• [AIM]
Please write out the material below exactly as given.

──────── RECORDS SHOWN

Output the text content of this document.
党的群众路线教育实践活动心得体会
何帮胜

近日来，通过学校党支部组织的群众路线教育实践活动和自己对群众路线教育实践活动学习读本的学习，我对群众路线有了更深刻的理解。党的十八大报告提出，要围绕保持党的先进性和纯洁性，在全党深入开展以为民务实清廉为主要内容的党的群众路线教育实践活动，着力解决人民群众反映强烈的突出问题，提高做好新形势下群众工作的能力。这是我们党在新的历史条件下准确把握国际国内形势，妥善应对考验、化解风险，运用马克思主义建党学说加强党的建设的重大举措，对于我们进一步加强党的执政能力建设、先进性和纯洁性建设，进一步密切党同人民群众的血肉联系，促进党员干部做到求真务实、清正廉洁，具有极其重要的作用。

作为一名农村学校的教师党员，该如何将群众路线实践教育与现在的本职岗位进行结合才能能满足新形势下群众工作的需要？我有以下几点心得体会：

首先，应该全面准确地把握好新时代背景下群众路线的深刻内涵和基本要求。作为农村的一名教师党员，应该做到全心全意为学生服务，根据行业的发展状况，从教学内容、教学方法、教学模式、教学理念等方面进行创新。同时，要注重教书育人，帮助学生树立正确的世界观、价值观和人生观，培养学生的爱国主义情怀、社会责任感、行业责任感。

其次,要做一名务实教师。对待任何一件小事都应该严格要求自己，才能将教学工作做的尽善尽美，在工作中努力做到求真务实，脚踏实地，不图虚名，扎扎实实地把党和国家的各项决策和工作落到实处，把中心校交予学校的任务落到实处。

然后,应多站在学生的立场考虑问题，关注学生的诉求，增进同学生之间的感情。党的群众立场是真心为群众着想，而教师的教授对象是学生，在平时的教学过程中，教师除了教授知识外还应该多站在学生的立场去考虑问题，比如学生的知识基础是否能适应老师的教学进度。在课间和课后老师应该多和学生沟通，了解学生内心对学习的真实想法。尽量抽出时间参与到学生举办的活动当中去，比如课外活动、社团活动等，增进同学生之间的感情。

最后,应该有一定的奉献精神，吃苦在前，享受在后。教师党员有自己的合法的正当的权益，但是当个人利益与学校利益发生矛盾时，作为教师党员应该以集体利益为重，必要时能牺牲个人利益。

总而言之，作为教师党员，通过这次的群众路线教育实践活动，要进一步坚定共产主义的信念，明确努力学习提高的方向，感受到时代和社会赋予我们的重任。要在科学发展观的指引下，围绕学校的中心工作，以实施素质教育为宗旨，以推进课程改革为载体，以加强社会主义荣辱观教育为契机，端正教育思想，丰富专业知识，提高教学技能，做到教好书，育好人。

────────────────

• [COMPLETE RESPONSE]
Output the text content of this document.
党的群众路线教育实践活动心得体会
何帮胜

近日来，通过学校党支部组织的群众路线教育实践活动和自己对群众路线教育实践活动学习读本的学习，我对群众路线有了更深刻的理解。党的十八大报告提出，要围绕保持党的先进性和纯洁性，在全党深入开展以为民务实清廉为主要内容的党的群众路线教育实践活动，着力解决人民群众反映强烈的突出问题，提高做好新形势下群众工作的能力。这是我们党在新的历史条件下准确把握国际国内形势，妥善应对考验、化解风险，运用马克思主义建党学说加强党的建设的重大举措，对于我们进一步加强党的执政能力建设、先进性和纯洁性建设，进一步密切党同人民群众的血肉联系，促进党员干部做到求真务实、清正廉洁，具有极其重要的作用。

作为一名农村学校的教师党员，该如何将群众路线实践教育与现在的本职岗位进行结合才能能满足新形势下群众工作的需要？我有以下几点心得体会：

首先，应该全面准确地把握好新时代背景下群众路线的深刻内涵和基本要求。作为农村的一名教师党员，应该做到全心全意为学生服务，根据行业的发展状况，从教学内容、教学方法、教学模式、教学理念等方面进行创新。同时，要注重教书育人，帮助学生树立正确的世界观、价值观和人生观，培养学生的爱国主义情怀、社会责任感、行业责任感。

其次,要做一名务实教师。对待任何一件小事都应该严格要求自己，才能将教学工作做的尽善尽美，在工作中努力做到求真务实，脚踏实地，不图虚名，扎扎实实地把党和国家的各项决策和工作落到实处，把中心校交予学校的任务落到实处。

然后,应多站在学生的立场考虑问题，关注学生的诉求，增进同学生之间的感情。党的群众立场是真心为群众着想，而教师的教授对象是学生，在平时的教学过程中，教师除了教授知识外还应该多站在学生的立场去考虑问题，比如学生的知识基础是否能适应老师的教学进度。在课间和课后老师应该多和学生沟通，了解学生内心对学习的真实想法。尽量抽出时间参与到学生举办的活动当中去，比如课外活动、社团活动等，增进同学生之间的感情。

最后,应该有一定的奉献精神，吃苦在前，享受在后。教师党员有自己的合法的正当的权益，但是当个人利益与学校利益发生矛盾时，作为教师党员应该以集体利益为重，必要时能牺牲个人利益。

总而言之，作为教师党员，通过这次的群众路线教育实践活动，要进一步坚定共产主义的信念，明确努力学习提高的方向，感受到时代和社会赋予我们的重任。要在科学发展观的指引下，围绕学校的中心工作，以实施素质教育为宗旨，以推进课程改革为载体，以加强社会主义荣辱观教育为契机，端正教育思想，丰富专业知识，提高教学技能，做到教好书，育好人。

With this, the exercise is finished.